* Document passage *
She really is, and I was an au pair also, back in the day, for a very posh family in Paris who treated me extremely well. But not as well as this.

I can[t believe her calling in sick, she could have been, but clearly is not. Sort out swiftly! Good luck.

AchatAVendre · 14/06/2022 11:33

I think its time to let this one go. How long is your notice period?

antelopevalley · 14/06/2022 11:33

She is presumably young. You have said if you want any other food or toiletries just ask, and you are angry because she has asked.
You are being unfair.
She has presumably come from another country. How is she supposed to know if the foods she had asked for are hard to find and expensive. They may be perfectly standard in her home town.
You need clear expectations. So far better to say you can use whatever food you want in the house. If you want anything else or you can buy it up to a maximum of £x per month.
I also wonder if the foods you have bought are things you use over a long time and the fact you say it was for one dish suggests this. So if you do little cooking from scratch you may have no or very few herbs and spices, things like fish sauce, or seeds for cooking. These things are expensive to buy in one bunch but will last a long time. If this is the case you are being unreasonable.

Remember this is a young person in a foreign country away from home for the first time. You need to calmly communicate what is reasonable. You should have said at the beginning what you want her to do if she is ill. The first time she left dishes in the sink you should have said what your expectations are.

adriftabroad · 14/06/2022 11:36

She is in her 20s. My 14 DD does not leave dishes in the sink!

antelopevalley · 14/06/2022 11:36

And it does not matter whether other people say they would not have done what your au pair is doing. They are not young and away from home for the first time in your household.

Those saying just get another au pair - there is a real shortage of au pairs at the moment in Britain. It may not be that easy, or you may have the same difficulties as you do not communicate clearly. So anyone with different ideas to you is going to struggle.

antelopevalley · 14/06/2022 11:38

@adriftabroad so what? I leave dishes in the sink for a few hours. Expectations at different houses are different. That is why you need to communicate clearly the first time someone does something you are not happy with. Not be passive aggressive huffing and puffing as you wash up the dishes but do not actually say anything to the au pair herself.
Passive aggressiveness does not work when you have an au pair in your house.

Purplepublic835 · 14/06/2022 11:39

antelopevalley · 14/06/2022 11:33

She is presumably young. You have said if you want any other food or toiletries just ask, and you are angry because she has asked.
You are being unfair.
She has presumably come from another country. How is she supposed to know if the foods she had asked for are hard to find and expensive. They may be perfectly standard in her home town.

* What the task requires *
Please list every distinct username that appears in the au pair thread, naming each one only once.

[Document layout analysis data]
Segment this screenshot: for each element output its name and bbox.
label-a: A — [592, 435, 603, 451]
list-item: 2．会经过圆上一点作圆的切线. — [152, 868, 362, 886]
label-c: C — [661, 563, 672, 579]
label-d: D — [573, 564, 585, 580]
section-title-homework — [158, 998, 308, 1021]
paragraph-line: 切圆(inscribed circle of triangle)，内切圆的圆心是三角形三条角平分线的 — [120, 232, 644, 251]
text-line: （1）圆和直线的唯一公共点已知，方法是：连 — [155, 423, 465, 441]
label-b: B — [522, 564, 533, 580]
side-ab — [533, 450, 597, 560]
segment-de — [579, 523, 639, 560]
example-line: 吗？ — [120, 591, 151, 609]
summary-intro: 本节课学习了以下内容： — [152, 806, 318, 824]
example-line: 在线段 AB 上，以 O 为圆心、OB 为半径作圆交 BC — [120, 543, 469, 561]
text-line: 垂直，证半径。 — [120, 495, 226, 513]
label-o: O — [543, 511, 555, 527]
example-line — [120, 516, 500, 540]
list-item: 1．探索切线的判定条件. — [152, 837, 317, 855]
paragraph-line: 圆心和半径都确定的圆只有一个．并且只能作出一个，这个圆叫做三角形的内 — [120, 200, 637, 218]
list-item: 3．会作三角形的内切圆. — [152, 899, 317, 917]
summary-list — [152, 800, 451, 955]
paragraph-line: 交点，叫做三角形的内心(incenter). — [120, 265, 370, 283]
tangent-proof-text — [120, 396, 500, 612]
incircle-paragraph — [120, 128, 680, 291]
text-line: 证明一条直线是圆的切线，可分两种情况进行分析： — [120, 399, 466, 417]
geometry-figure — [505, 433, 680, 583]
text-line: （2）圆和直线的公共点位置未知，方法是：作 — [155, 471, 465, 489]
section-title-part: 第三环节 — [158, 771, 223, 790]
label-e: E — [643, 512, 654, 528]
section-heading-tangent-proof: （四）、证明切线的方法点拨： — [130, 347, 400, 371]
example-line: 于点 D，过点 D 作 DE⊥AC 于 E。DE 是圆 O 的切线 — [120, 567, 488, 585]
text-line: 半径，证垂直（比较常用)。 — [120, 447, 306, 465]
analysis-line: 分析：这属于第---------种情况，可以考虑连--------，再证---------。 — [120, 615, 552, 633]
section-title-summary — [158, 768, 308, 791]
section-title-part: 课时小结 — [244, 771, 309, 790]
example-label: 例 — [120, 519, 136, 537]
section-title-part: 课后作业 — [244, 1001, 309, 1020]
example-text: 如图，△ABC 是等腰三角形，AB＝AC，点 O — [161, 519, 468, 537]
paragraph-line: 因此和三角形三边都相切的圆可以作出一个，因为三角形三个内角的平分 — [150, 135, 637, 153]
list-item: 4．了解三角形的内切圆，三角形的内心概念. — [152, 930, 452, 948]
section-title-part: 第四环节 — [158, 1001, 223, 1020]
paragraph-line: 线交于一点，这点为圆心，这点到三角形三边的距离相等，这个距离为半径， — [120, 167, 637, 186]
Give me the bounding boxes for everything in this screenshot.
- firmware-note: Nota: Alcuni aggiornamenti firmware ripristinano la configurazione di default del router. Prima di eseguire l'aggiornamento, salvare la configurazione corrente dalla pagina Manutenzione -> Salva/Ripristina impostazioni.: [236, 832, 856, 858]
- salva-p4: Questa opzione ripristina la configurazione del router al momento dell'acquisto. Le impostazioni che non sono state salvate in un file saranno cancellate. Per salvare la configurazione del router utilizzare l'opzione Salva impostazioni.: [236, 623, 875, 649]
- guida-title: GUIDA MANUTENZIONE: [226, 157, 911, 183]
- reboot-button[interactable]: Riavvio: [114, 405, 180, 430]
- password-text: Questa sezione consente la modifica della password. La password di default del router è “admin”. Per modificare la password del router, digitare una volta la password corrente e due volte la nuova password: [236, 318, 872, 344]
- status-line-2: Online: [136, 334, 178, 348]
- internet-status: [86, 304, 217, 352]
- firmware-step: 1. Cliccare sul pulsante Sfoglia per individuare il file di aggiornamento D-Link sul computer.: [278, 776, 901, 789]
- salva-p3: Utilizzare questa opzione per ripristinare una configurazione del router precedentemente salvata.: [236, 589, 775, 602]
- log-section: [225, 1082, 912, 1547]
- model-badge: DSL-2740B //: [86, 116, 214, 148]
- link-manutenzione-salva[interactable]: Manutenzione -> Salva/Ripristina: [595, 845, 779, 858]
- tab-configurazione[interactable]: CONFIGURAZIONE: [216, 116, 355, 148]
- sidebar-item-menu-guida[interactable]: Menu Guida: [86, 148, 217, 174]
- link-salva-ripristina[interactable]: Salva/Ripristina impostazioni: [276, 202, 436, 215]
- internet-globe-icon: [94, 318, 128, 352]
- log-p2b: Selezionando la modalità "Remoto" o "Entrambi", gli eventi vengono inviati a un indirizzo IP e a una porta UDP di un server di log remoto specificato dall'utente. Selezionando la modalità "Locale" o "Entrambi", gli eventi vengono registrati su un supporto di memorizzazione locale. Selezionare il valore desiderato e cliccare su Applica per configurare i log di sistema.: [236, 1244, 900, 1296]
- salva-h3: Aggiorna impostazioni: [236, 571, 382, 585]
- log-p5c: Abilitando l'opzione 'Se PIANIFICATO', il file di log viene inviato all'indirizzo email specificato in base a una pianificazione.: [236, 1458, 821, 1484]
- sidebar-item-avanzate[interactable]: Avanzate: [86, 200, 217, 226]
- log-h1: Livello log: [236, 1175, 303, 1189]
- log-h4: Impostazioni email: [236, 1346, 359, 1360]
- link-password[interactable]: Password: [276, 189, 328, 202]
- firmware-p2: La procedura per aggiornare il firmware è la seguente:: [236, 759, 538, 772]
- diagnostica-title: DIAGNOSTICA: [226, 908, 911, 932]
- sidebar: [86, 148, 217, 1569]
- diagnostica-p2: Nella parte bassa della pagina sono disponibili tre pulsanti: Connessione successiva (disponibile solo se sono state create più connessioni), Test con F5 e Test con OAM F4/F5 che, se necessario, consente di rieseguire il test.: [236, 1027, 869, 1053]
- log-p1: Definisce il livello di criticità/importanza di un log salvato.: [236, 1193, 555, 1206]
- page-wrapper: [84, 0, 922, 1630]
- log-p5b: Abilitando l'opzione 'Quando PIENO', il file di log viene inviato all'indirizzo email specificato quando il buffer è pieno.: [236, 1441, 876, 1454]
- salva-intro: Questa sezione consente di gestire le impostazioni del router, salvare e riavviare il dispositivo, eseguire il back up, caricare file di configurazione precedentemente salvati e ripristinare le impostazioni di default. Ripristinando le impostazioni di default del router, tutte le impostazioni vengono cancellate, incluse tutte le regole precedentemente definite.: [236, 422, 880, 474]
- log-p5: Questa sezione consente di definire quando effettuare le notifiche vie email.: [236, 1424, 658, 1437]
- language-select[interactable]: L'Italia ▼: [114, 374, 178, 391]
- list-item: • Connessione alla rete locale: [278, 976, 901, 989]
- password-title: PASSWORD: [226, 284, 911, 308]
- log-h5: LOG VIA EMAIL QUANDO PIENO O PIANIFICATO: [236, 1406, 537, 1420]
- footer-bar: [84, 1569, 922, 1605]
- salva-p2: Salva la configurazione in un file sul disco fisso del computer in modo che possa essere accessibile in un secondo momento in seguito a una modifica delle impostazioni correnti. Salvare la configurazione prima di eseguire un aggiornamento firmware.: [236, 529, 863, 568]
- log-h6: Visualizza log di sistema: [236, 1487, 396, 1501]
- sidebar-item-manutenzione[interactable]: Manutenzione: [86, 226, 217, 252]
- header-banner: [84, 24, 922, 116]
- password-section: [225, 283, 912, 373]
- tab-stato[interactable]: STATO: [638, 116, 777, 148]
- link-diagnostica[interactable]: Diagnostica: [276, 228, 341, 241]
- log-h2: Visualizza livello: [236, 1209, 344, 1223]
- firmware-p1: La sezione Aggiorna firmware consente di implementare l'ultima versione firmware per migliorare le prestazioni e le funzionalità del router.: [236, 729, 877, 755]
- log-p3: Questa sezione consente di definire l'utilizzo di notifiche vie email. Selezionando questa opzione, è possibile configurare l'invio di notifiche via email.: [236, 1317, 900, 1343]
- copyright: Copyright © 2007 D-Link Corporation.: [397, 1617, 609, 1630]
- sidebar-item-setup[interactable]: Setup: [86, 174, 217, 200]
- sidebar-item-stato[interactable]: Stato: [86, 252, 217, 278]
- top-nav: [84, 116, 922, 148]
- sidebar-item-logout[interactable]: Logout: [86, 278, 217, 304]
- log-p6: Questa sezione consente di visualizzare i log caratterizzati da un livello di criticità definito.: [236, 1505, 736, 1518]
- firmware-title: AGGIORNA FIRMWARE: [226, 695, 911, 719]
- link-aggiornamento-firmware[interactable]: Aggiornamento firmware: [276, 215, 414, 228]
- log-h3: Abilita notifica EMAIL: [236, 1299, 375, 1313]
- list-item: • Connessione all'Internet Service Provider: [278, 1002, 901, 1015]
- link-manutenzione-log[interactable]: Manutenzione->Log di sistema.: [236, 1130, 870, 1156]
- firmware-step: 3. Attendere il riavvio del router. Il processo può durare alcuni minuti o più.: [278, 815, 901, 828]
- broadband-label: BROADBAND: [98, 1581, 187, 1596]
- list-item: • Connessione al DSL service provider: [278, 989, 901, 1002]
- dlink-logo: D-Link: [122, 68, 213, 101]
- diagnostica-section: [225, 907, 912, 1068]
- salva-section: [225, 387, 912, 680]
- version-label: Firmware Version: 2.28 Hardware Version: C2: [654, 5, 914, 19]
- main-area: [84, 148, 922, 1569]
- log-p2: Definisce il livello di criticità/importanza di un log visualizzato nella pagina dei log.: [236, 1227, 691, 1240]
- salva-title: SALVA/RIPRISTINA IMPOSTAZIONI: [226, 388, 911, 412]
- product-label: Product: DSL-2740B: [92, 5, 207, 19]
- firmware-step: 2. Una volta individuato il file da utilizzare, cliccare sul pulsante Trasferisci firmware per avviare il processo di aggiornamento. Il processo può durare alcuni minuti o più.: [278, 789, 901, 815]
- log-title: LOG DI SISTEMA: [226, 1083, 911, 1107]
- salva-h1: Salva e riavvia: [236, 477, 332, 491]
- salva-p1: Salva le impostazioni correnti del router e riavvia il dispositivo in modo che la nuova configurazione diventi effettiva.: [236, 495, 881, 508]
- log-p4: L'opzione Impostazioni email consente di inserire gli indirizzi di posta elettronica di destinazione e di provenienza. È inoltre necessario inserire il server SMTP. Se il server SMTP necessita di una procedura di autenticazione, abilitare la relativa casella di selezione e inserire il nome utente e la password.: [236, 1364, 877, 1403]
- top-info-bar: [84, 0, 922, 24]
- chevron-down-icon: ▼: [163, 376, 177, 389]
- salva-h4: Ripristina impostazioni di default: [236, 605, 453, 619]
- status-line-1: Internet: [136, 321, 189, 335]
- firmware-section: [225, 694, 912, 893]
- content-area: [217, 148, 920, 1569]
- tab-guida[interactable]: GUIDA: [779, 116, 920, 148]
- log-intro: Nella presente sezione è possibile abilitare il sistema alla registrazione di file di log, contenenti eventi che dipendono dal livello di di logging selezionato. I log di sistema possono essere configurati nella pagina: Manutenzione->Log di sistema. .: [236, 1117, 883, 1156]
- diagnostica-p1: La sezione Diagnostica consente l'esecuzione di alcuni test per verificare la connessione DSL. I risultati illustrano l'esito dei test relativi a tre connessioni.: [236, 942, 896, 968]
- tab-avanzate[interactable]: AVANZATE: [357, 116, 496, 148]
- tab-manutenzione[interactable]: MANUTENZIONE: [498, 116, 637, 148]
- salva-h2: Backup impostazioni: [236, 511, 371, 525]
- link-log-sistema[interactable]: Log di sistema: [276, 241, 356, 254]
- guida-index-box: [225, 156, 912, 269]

* Reply to the exercise *
AchatAVendre, antelopevalley, adriftabroad, Purplepublic835